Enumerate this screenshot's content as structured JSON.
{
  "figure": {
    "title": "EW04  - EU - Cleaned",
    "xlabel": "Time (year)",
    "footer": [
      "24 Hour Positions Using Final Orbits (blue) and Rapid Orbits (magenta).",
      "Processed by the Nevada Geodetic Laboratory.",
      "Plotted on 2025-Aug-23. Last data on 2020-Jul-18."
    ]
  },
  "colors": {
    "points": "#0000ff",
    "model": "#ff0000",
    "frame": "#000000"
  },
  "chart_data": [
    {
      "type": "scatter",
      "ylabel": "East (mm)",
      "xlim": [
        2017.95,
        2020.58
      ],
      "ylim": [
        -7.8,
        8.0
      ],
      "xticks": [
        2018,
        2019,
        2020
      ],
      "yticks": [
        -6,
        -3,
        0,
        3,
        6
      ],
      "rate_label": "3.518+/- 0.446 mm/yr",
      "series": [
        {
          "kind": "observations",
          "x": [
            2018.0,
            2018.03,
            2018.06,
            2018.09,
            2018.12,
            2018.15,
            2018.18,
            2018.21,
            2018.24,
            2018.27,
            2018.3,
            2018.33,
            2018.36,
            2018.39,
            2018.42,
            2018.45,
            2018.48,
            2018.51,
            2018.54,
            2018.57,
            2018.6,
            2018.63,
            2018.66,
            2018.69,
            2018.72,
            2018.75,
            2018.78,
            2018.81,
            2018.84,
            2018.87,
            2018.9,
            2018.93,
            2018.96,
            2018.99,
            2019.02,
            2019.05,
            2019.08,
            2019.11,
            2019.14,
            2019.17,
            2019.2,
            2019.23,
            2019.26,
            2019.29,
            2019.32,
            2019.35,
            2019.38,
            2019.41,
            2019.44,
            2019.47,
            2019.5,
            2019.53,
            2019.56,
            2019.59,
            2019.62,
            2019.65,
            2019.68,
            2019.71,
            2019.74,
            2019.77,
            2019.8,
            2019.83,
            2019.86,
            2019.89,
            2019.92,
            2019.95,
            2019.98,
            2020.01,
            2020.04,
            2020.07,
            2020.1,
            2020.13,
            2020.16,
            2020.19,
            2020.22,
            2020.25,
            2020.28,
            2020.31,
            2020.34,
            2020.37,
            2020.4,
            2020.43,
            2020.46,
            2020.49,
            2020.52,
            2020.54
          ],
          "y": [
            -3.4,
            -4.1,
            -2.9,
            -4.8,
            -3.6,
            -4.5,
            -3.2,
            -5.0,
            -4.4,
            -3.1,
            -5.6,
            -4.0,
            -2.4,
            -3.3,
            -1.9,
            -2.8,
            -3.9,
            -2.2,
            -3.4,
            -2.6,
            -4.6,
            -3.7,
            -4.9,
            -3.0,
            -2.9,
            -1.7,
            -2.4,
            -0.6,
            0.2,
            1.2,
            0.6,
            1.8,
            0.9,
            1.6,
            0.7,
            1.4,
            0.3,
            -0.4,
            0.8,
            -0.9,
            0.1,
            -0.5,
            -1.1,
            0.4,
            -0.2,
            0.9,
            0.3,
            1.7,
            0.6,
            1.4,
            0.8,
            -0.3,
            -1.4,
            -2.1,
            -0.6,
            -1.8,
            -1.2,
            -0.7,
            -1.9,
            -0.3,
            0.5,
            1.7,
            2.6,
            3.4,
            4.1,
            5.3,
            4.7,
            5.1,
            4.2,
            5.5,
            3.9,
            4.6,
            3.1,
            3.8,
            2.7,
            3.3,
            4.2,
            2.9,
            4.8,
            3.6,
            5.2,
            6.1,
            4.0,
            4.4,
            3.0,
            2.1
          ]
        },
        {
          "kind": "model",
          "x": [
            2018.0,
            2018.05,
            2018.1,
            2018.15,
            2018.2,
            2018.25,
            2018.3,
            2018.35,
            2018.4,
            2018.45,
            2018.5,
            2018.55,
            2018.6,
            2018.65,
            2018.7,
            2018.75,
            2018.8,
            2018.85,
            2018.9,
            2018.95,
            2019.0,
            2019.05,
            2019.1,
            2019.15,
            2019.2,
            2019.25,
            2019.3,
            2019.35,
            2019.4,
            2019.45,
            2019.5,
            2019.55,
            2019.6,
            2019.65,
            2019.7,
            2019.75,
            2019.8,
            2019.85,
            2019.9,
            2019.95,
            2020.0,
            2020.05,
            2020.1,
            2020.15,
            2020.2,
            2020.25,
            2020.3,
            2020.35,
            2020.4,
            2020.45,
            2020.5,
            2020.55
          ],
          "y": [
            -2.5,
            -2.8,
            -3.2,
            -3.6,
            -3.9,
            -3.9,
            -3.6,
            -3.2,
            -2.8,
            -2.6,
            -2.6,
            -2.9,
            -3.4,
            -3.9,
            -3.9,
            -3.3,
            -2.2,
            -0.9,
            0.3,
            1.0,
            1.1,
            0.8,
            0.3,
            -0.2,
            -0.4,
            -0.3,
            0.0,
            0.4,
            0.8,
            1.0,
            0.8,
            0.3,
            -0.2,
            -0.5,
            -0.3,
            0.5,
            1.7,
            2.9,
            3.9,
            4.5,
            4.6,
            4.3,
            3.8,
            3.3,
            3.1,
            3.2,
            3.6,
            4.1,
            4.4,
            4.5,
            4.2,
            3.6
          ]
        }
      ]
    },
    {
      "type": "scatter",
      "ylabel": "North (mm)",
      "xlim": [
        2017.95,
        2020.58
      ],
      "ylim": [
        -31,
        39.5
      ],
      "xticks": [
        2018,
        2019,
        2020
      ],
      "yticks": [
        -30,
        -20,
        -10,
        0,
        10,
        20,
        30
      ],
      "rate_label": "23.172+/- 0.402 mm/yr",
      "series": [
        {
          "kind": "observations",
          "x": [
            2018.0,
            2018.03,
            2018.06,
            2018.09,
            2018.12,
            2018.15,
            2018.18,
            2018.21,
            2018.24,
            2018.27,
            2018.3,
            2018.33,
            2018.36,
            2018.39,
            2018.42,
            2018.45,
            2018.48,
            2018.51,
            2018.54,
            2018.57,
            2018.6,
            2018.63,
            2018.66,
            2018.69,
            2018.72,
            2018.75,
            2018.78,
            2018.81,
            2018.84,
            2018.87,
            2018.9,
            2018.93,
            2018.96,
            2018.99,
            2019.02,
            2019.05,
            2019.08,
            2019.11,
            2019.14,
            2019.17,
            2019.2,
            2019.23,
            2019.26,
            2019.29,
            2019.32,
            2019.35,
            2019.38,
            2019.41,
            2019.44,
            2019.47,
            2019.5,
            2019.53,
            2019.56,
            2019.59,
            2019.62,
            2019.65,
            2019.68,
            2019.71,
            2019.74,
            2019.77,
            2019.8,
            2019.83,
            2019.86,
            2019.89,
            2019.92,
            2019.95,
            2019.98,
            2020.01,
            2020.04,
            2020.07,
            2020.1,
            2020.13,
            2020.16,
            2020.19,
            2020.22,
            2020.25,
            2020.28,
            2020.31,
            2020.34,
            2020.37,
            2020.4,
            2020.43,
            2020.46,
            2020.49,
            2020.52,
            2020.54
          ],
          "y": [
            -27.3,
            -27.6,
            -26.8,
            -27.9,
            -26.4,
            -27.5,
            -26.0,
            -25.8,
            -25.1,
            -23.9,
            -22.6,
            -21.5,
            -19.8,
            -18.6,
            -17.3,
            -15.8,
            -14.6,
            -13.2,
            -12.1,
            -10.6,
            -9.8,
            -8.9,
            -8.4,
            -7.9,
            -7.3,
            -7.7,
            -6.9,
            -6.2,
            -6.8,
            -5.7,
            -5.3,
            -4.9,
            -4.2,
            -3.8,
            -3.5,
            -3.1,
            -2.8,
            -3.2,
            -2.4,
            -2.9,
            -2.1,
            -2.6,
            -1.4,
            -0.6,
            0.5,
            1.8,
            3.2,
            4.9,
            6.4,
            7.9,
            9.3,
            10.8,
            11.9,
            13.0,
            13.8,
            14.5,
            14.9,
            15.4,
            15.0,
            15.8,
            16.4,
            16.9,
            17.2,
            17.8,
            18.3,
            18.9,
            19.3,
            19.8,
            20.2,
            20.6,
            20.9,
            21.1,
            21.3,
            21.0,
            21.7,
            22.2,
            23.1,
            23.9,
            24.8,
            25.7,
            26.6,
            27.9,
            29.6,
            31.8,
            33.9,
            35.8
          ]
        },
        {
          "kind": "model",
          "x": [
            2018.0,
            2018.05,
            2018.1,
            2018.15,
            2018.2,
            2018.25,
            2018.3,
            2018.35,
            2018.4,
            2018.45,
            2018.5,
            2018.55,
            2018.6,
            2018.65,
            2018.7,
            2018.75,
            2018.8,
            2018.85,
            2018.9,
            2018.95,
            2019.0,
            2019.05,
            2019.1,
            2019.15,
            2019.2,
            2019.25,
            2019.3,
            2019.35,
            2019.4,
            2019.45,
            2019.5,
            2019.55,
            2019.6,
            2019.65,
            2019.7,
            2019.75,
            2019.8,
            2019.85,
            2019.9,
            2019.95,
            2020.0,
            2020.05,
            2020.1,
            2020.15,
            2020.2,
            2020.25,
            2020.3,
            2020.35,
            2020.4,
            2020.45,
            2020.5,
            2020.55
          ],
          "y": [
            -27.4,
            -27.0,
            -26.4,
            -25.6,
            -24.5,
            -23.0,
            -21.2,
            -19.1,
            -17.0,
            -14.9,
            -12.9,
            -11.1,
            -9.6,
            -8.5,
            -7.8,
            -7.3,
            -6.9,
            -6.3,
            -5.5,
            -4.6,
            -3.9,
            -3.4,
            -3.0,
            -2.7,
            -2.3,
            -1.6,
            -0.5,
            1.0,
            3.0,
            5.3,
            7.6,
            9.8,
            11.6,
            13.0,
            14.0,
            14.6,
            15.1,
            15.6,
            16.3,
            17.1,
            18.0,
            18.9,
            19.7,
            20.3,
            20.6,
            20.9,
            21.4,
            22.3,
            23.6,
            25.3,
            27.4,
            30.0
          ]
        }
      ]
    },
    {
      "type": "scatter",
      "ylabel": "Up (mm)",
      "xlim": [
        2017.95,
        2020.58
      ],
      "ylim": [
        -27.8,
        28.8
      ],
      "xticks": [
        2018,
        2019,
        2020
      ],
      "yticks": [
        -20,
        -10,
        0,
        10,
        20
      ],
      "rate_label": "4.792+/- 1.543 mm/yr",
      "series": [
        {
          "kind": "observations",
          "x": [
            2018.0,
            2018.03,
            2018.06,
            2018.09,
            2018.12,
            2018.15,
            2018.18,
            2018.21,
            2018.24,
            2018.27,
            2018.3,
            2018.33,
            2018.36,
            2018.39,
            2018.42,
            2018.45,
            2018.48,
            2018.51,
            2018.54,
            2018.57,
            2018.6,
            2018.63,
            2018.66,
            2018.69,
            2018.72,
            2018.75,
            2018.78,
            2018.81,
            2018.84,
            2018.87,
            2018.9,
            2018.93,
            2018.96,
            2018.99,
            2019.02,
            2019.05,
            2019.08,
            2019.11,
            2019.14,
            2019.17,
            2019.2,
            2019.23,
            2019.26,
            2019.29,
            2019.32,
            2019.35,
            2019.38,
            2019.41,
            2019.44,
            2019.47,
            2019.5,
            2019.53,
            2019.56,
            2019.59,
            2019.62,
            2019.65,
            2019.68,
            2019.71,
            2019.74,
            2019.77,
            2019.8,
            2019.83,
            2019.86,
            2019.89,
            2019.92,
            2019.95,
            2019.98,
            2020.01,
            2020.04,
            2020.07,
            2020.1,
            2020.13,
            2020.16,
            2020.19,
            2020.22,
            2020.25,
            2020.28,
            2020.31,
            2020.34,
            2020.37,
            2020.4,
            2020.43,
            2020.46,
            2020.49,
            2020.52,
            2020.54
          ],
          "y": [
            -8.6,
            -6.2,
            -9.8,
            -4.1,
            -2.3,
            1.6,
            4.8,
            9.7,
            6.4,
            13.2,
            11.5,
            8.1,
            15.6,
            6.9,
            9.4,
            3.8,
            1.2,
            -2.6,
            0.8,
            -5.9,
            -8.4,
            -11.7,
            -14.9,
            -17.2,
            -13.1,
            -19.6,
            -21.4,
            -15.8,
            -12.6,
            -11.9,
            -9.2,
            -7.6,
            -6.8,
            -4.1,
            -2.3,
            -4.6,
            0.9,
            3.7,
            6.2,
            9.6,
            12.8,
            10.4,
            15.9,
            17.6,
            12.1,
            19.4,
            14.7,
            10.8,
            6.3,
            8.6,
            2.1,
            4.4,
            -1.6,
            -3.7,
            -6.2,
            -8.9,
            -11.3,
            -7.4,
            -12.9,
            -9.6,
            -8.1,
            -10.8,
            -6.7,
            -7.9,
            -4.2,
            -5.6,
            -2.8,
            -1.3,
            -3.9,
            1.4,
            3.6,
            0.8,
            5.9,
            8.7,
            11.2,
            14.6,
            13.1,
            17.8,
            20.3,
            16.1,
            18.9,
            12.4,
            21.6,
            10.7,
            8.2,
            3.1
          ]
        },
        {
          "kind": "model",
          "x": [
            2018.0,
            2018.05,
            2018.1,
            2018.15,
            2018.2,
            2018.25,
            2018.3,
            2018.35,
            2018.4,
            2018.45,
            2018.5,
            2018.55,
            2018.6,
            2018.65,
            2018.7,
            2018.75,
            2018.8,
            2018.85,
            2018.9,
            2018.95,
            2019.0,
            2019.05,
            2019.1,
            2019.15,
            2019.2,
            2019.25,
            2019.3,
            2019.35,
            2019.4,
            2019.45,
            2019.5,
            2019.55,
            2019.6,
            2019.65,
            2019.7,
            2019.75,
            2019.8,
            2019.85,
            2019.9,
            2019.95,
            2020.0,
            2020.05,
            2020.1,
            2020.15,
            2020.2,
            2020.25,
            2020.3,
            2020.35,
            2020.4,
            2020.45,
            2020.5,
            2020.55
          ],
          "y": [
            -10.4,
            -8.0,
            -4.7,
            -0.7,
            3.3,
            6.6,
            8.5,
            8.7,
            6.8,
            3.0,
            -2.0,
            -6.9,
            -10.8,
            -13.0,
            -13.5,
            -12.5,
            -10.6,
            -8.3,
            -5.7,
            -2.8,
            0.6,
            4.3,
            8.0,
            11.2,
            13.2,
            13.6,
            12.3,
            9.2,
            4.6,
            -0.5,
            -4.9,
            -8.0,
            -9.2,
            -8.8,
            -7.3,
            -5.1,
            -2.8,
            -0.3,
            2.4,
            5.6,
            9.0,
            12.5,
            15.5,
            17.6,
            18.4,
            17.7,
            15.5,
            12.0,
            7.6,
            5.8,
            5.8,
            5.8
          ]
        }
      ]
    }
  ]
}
****************
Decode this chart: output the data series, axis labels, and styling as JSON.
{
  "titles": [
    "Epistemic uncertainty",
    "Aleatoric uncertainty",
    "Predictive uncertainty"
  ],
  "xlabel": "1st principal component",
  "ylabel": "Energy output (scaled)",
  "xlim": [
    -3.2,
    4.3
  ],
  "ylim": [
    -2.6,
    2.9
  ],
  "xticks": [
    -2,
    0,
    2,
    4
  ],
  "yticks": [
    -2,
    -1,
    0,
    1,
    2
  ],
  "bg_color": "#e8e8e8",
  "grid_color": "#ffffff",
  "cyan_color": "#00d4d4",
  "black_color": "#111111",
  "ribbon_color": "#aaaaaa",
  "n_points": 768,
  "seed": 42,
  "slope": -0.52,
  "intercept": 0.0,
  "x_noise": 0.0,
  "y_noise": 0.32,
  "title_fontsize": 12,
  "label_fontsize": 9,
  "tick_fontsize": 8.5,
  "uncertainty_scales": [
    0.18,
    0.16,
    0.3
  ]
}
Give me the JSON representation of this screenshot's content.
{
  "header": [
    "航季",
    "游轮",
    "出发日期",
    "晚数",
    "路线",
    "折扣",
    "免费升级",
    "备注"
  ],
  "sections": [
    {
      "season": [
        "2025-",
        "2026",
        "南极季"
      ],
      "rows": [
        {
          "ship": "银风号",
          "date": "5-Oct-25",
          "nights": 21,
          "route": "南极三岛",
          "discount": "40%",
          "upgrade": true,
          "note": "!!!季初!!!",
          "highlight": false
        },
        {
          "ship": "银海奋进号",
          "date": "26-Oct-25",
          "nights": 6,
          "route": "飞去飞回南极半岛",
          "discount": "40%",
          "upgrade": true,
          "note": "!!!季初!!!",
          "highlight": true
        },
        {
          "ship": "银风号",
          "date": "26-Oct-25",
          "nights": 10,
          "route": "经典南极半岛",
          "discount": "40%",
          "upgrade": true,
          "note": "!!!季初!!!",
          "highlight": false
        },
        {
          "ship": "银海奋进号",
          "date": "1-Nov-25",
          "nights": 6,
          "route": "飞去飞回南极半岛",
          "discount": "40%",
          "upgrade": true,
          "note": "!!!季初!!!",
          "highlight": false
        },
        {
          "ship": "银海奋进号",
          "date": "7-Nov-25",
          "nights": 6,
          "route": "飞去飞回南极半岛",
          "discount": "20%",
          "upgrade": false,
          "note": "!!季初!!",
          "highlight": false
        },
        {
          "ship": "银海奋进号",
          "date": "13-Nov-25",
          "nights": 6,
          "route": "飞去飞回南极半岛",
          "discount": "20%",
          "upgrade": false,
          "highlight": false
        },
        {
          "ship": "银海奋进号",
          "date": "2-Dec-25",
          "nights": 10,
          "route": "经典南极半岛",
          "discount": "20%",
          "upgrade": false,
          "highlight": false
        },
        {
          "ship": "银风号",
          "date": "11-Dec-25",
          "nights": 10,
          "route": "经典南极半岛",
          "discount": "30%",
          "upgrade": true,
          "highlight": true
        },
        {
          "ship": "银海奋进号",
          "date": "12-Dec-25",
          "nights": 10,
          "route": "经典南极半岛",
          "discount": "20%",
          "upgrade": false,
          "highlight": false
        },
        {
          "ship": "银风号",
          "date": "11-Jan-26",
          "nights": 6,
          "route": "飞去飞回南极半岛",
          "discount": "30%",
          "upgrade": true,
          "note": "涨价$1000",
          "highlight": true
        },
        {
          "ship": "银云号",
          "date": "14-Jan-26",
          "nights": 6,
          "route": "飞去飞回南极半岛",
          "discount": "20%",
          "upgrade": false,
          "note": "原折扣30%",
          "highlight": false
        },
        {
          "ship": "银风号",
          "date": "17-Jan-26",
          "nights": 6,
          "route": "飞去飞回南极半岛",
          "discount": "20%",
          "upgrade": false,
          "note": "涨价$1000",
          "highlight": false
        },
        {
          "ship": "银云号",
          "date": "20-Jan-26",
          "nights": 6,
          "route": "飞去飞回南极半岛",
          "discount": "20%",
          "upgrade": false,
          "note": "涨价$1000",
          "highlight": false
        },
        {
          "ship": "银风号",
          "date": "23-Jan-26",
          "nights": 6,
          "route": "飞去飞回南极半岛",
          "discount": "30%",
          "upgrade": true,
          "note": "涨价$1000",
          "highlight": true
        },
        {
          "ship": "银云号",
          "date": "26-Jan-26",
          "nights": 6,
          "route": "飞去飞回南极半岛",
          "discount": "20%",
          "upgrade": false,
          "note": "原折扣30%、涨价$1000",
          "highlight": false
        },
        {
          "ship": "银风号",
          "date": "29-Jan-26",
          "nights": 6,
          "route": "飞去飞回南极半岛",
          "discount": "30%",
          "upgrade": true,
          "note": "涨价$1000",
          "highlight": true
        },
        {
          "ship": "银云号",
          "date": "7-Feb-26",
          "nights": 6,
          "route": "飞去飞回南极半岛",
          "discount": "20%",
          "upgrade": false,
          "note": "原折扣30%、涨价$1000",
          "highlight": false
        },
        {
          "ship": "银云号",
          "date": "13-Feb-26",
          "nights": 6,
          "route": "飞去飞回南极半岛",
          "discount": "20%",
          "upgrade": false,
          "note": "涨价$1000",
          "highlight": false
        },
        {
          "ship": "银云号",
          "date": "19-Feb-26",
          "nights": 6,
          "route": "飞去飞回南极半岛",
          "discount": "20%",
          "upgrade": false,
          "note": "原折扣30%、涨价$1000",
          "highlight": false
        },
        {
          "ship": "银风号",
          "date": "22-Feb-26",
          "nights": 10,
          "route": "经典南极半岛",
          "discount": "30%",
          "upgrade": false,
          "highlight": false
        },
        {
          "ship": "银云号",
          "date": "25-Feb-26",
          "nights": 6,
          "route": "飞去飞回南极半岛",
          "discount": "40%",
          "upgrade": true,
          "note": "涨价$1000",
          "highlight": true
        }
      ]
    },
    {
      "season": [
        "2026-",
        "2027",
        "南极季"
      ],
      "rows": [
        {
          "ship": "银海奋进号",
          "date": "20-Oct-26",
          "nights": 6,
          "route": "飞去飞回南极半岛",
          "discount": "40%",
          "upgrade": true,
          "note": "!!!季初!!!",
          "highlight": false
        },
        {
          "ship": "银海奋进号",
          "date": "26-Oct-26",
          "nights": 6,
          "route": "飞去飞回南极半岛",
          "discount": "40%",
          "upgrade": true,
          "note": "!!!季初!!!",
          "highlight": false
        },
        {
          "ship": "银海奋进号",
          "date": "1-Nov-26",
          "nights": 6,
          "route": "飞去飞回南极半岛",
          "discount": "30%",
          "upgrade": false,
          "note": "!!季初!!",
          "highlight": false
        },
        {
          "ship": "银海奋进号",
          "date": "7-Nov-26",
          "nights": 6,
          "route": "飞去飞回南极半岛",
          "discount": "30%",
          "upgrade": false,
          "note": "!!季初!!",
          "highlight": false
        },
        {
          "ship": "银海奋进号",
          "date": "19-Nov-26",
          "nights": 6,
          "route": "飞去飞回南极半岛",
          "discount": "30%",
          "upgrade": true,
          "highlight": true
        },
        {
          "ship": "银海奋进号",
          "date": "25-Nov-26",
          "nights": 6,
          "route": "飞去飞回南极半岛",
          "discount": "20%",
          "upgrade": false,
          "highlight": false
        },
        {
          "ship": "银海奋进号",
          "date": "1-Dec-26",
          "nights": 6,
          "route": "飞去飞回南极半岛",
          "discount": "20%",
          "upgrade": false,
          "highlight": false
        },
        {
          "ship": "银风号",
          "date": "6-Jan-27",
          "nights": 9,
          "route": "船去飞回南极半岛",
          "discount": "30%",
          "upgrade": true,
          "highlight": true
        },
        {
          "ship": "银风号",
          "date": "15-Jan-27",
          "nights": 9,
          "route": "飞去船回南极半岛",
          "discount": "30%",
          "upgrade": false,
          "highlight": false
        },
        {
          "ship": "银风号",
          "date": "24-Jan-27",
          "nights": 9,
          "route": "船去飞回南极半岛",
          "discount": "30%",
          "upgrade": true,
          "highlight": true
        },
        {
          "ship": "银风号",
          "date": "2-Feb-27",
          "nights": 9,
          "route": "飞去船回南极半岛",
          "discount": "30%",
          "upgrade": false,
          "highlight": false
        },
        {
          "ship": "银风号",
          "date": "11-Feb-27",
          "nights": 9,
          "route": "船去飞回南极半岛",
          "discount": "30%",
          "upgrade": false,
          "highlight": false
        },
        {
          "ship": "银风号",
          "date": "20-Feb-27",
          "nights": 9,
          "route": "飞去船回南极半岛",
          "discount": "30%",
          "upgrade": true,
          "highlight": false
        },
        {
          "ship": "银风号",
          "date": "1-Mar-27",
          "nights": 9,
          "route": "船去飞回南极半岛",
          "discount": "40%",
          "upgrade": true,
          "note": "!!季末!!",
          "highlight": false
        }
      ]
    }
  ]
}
****************
Your instructions — From the records, copy every line that has the string "ylabel" in it.

Exercise answer —
      "ylabel": "East (mm)",
      "ylabel": "North (mm)",
      "ylabel": "Up (mm)",
  "ylabel": "Energy output (scaled)",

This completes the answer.